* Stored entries
-=-=-=-=-

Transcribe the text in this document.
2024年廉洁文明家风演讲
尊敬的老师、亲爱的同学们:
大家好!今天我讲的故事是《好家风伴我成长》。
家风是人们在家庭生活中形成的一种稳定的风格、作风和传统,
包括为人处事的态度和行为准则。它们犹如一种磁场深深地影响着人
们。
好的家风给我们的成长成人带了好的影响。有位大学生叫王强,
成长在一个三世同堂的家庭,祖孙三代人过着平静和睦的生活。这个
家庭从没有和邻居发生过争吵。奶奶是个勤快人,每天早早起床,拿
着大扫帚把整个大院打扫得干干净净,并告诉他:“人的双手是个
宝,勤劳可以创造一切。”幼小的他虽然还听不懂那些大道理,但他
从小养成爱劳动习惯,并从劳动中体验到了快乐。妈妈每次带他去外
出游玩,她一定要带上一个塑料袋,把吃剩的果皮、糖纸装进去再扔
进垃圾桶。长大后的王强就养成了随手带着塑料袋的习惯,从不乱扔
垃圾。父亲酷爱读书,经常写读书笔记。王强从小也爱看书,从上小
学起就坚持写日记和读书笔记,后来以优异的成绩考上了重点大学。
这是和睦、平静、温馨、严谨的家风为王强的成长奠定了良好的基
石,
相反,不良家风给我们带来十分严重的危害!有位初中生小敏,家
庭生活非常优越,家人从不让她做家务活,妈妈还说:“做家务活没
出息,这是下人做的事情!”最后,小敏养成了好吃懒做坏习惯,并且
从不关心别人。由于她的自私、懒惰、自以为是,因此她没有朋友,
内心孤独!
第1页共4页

-=-=-=-=-

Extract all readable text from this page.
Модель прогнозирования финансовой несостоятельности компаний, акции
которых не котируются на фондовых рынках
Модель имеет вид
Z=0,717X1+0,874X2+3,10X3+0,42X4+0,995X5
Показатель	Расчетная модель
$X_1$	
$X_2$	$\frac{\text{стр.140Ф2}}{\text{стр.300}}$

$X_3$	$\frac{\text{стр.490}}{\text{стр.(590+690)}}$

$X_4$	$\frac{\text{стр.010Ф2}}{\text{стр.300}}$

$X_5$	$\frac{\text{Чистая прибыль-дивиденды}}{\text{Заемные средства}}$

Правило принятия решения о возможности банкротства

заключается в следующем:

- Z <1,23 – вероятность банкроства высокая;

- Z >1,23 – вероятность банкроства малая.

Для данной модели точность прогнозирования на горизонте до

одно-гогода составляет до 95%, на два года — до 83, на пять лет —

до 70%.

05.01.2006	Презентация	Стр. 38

-=-=-=-=-

* Task goal
Select all lines in the listing that include the word "прогнозирования".

* Exercise response
Модель прогнозирования финансовой несостоятельности компаний, акции
Для данной модели точность прогнозирования на горизонте до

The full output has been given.